(Provided passage):
If you prefer a video walkthrough, you can watch a quick 10 min demo (between 1:04 and 9:57):

Other Considerations

Even though CircleCI and ArgoCD provide a ton of functionality for your CI/CD pipeline, as with any software, there are a few other considerations to discuss with your team as usage grows:

  1. Don’t rely on deployment failure to validate the manifests. At the very least, test the configuration code during the CI process using linting tools (e.g. helm lint ). Developers can also manually validate the correct values using tools such as helm template .
  2. Secret management is tricky when it comes to GitOps. ArgoCD works with most popular solutions (e.g. Bitnami Sealed Secrets, Godaddy Kubernetes External Secrets, External Secrets Operator, Hashicorp Vault, Banzai Cloud Bank-Vaults, Helm Secrets, Kustomize secret generator plugins, aws-secret-operator, KSOPS) with some community-driven examples listed on this Github discussion.

(Stored data):
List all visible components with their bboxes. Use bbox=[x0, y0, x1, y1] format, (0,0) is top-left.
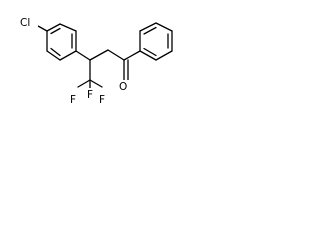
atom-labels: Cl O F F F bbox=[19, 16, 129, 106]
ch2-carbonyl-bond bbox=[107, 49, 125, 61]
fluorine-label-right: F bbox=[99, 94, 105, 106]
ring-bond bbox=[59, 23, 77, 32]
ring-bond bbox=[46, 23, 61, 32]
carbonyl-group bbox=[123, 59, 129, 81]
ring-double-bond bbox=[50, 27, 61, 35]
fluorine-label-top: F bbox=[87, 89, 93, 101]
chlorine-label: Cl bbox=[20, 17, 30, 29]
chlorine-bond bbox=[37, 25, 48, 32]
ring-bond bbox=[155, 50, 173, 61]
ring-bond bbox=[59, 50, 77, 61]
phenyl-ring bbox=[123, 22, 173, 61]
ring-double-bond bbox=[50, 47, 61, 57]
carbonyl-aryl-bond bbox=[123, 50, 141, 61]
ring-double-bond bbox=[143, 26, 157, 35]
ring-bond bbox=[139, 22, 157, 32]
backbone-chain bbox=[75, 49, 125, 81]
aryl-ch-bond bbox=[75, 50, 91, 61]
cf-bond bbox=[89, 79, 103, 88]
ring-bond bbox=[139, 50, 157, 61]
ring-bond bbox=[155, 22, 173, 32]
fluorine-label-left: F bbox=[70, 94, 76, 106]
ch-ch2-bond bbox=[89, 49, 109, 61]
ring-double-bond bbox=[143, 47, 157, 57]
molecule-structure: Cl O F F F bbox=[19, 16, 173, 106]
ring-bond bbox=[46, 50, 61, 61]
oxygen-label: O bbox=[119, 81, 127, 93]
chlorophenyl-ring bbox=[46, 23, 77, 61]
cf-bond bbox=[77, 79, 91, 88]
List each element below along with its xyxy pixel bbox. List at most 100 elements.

* * *

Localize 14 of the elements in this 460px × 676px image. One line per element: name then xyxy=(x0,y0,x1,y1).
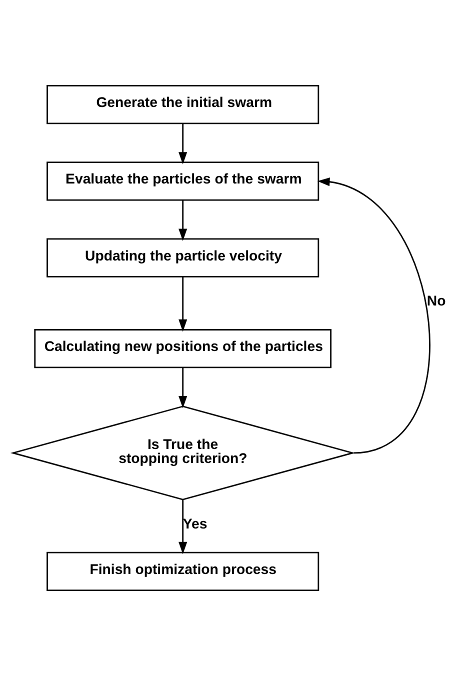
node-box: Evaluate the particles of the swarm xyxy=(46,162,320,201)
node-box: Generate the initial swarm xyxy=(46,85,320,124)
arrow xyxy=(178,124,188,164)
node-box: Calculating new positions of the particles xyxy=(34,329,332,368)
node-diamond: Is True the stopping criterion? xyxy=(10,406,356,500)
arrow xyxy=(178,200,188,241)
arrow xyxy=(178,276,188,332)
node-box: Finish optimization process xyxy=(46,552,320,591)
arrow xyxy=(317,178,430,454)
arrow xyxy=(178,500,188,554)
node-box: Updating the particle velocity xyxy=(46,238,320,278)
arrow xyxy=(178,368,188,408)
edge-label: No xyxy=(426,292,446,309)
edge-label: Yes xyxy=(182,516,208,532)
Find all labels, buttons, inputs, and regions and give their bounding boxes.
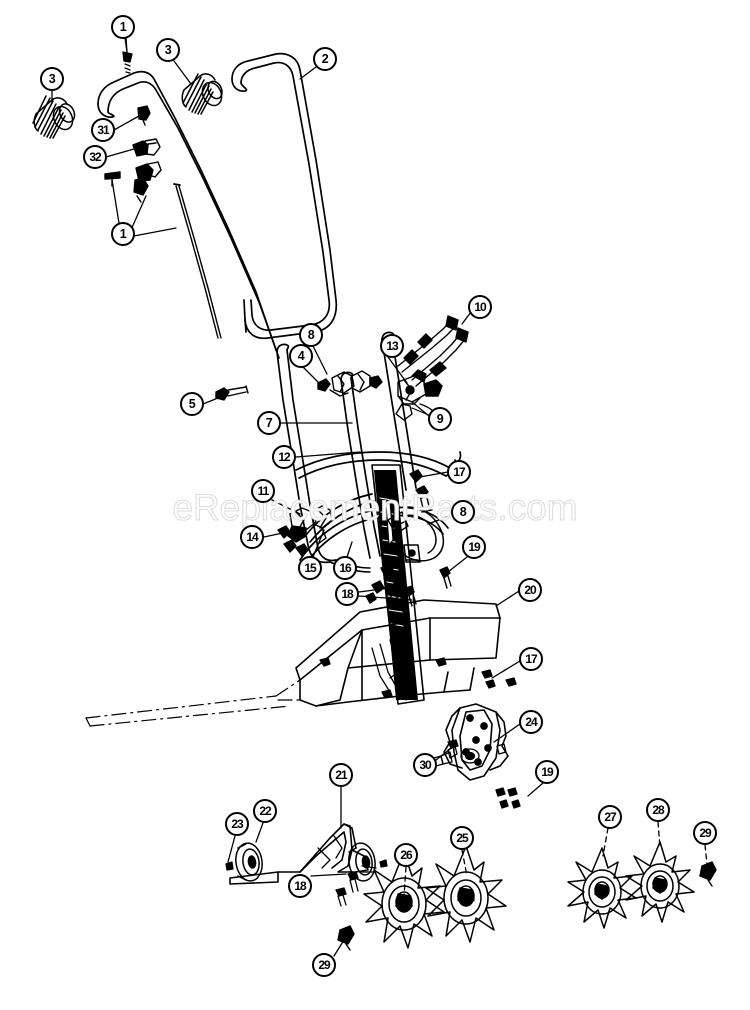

---

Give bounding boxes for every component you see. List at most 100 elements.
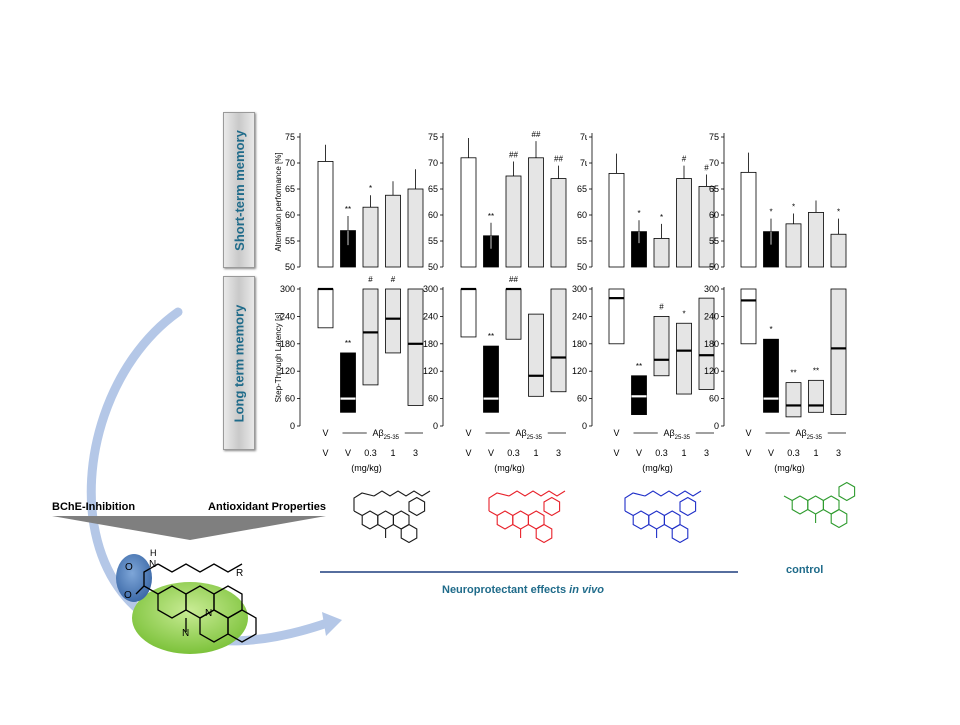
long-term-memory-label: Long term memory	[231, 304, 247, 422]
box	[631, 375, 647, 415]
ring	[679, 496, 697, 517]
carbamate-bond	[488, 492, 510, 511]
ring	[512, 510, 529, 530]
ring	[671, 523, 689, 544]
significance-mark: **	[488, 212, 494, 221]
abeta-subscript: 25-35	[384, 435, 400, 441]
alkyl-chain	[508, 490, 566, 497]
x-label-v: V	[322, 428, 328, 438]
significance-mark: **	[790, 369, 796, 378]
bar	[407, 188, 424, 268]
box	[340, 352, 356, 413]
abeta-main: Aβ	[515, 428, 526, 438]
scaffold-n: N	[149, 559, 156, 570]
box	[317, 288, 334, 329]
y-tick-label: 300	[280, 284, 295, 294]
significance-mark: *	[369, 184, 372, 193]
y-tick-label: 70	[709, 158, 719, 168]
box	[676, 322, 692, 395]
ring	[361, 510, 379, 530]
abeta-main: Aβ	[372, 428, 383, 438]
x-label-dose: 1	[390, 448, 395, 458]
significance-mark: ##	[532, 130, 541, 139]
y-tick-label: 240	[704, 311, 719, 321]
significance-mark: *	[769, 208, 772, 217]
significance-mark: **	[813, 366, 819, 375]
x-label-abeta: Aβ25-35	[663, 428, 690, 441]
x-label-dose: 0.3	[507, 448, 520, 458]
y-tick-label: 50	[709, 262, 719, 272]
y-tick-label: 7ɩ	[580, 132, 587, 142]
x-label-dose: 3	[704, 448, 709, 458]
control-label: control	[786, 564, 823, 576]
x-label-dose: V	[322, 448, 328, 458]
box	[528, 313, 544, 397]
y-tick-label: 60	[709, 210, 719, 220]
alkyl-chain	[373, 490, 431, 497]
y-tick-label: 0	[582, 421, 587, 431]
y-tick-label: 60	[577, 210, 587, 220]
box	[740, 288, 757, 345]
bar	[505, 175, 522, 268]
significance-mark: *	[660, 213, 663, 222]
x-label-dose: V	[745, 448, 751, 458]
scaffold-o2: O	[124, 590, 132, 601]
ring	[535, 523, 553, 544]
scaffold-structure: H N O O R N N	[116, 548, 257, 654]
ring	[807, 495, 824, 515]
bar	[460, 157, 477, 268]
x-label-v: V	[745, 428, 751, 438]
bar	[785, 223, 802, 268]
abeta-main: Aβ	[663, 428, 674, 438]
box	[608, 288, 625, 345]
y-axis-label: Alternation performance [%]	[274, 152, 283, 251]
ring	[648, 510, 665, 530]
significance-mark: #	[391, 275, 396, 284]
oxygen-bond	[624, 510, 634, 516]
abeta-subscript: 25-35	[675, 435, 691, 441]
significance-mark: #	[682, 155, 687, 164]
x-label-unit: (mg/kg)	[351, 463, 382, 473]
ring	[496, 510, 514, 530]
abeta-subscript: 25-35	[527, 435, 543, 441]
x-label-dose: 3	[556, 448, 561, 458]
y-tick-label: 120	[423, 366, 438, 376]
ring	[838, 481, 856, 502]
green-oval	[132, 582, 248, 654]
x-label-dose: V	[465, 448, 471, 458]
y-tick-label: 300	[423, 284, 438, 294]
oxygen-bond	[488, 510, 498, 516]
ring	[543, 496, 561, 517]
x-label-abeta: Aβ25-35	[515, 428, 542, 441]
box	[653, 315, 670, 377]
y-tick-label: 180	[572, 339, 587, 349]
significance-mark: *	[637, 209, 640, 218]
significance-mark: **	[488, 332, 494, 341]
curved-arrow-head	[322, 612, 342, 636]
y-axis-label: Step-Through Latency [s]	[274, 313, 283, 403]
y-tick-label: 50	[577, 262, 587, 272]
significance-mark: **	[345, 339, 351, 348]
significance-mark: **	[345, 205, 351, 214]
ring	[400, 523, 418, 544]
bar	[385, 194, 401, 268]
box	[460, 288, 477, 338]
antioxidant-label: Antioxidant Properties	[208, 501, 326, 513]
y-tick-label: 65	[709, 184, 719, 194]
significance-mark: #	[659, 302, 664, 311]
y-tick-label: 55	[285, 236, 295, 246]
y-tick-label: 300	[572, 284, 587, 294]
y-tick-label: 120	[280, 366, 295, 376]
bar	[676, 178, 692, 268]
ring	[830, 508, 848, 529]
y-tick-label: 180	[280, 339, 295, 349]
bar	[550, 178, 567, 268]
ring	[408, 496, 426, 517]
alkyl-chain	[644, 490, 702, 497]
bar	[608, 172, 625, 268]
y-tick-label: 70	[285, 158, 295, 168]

(What is asked): Continue the text on CI/CD considerations for CircleCI and ArgoCD from the point where it stops.

(The reply):
  3. As the number of apps grows, it becomes a challenge to bootstrap a new cluster. ArgoCD presents a solution via apps of apps pattern where one ArgoCD application encompasses child apps. If there’s a logical grouping, this pattern works great. If not, until multi-cluster deployment is supported, you’ll have to write some scripts to programmatically create pipelines via the CLI.
  4. Finally, don’t forget to back up ArgoCD data. Even though all the configuration is checked into Git, it’ll be easier to import from a backup then run through all the pipelines to recreate if ArgoCD goes down.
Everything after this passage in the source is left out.